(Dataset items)
----------

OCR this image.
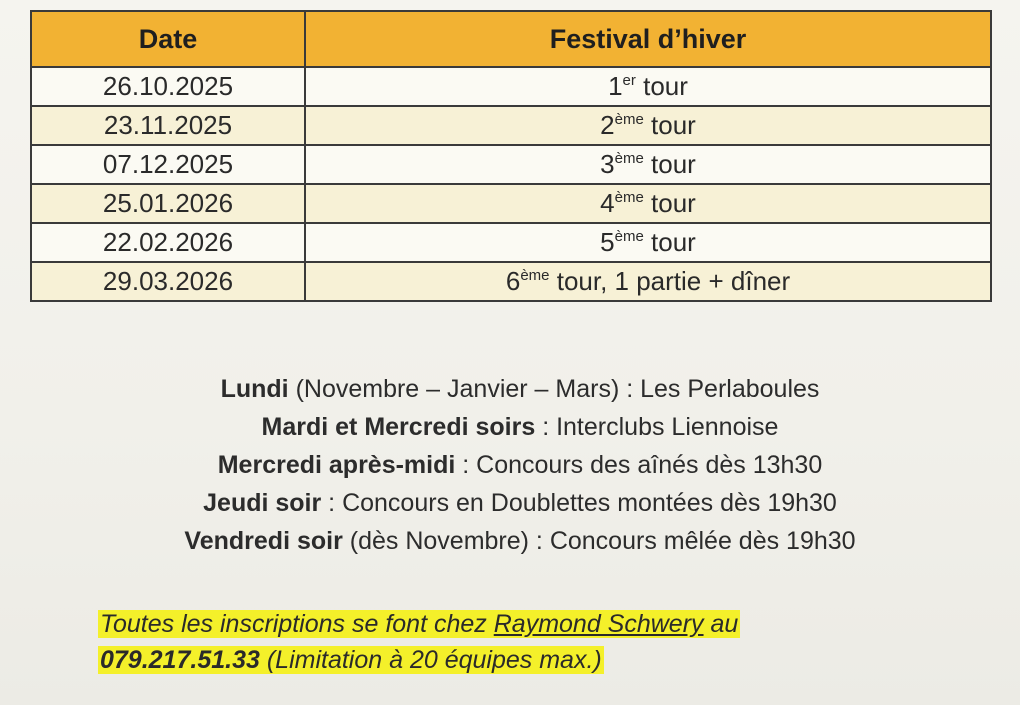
Date	Festival d’hiver
26.10.2025	1er tour
23.11.2025	2ème tour
07.12.2025	3ème tour
25.01.2026	4ème tour
22.02.2026	5ème tour
29.03.2026	6ème tour, 1 partie + dîner
Lundi (Novembre – Janvier – Mars) : Les Perlaboules
Mardi et Mercredi soirs : Interclubs Liennoise
Mercredi après-midi : Concours des aînés dès 13h30
Jeudi soir : Concours en Doublettes montées dès 19h30
Vendredi soir (dès Novembre) : Concours mêlée dès 19h30
Toutes les inscriptions se font chez Raymond Schwery au
079.217.51.33 (Limitation à 20 équipes max.)
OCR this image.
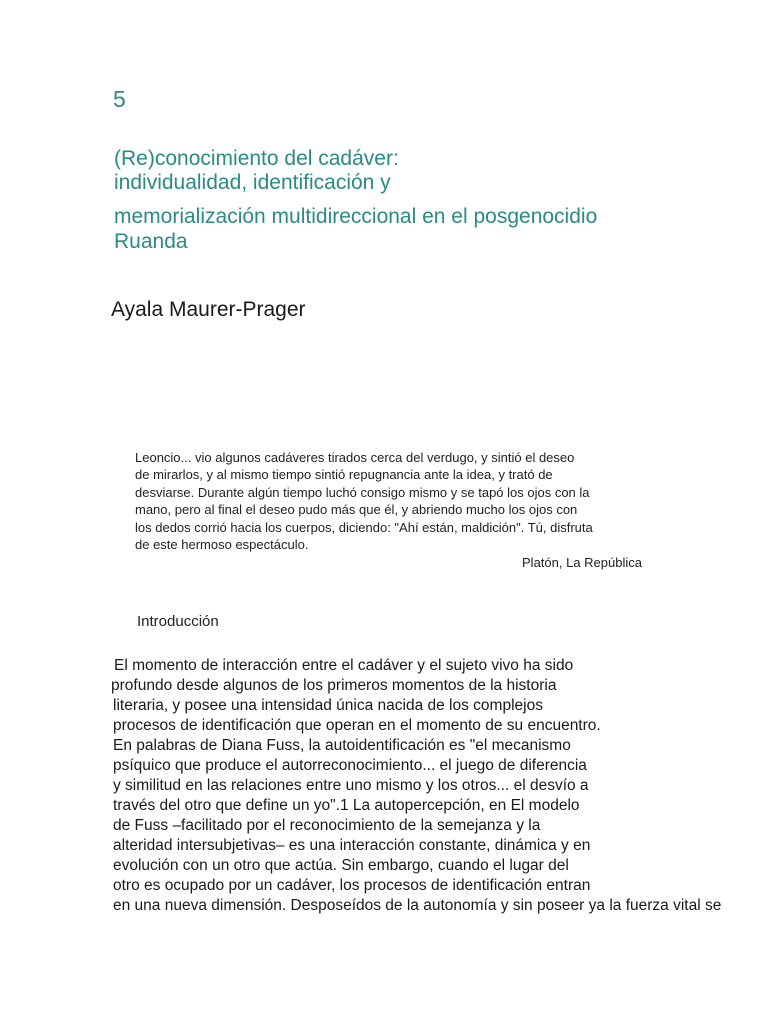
5
(Re)conocimiento del cadáver:
individualidad, identificación y
memorialización multidireccional en el posgenocidio
Ruanda
Ayala Maurer-Prager
Leoncio... vio algunos cadáveres tirados cerca del verdugo, y sintió el deseo
de mirarlos, y al mismo tiempo sintió repugnancia ante la idea, y trató de
desviarse. Durante algún tiempo luchó consigo mismo y se tapó los ojos con la
mano, pero al final el deseo pudo más que él, y abriendo mucho los ojos con
los dedos corrió hacia los cuerpos, diciendo: "Ahí están, maldición". Tú, disfruta
de este hermoso espectáculo.
Platón, La República
Introducción
El momento de interacción entre el cadáver y el sujeto vivo ha sido
profundo desde algunos de los primeros momentos de la historia
literaria, y posee una intensidad única nacida de los complejos
procesos de identificación que operan en el momento de su encuentro.
En palabras de Diana Fuss, la autoidentificación es "el mecanismo
psíquico que produce el autorreconocimiento... el juego de diferencia
y similitud en las relaciones entre uno mismo y los otros... el desvío a
través del otro que define un yo".1 La autopercepción, en El modelo
de Fuss –facilitado por el reconocimiento de la semejanza y la
alteridad intersubjetivas– es una interacción constante, dinámica y en
evolución con un otro que actúa. Sin embargo, cuando el lugar del
otro es ocupado por un cadáver, los procesos de identificación entran
en una nueva dimensión. Desposeídos de la autonomía y sin poseer ya la fuerza vital se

----------

# Instructions for the task
Output the material word for word, omitting its pictures.

# Task output
OCR this image.
Date	Festival d’hiver
26.10.2025	1er tour
23.11.2025	2ème tour
07.12.2025	3ème tour
25.01.2026	4ème tour
22.02.2026	5ème tour
29.03.2026	6ème tour, 1 partie + dîner
Lundi (Novembre – Janvier – Mars) : Les Perlaboules
Mardi et Mercredi soirs : Interclubs Liennoise
Mercredi après-midi : Concours des aînés dès 13h30
Jeudi soir : Concours en Doublettes montées dès 19h30
Vendredi soir (dès Novembre) : Concours mêlée dès 19h30
Toutes les inscriptions se font chez Raymond Schwery au
079.217.51.33 (Limitation à 20 équipes max.)
OCR this image.
5
(Re)conocimiento del cadáver:
individualidad, identificación y
memorialización multidireccional en el posgenocidio
Ruanda
Ayala Maurer-Prager
Leoncio... vio algunos cadáveres tirados cerca del verdugo, y sintió el deseo
de mirarlos, y al mismo tiempo sintió repugnancia ante la idea, y trató de
desviarse. Durante algún tiempo luchó consigo mismo y se tapó los ojos con la
mano, pero al final el deseo pudo más que él, y abriendo mucho los ojos con
los dedos corrió hacia los cuerpos, diciendo: "Ahí están, maldición". Tú, disfruta
de este hermoso espectáculo.
Platón, La República
Introducción
El momento de interacción entre el cadáver y el sujeto vivo ha sido
profundo desde algunos de los primeros momentos de la historia
literaria, y posee una intensidad única nacida de los complejos
procesos de identificación que operan en el momento de su encuentro.
En palabras de Diana Fuss, la autoidentificación es "el mecanismo
psíquico que produce el autorreconocimiento... el juego de diferencia
y similitud en las relaciones entre uno mismo y los otros... el desvío a
través del otro que define un yo".1 La autopercepción, en El modelo
de Fuss –facilitado por el reconocimiento de la semejanza y la
alteridad intersubjetivas– es una interacción constante, dinámica y en
evolución con un otro que actúa. Sin embargo, cuando el lugar del
otro es ocupado por un cadáver, los procesos de identificación entran
en una nueva dimensión. Desposeídos de la autonomía y sin poseer ya la fuerza vital se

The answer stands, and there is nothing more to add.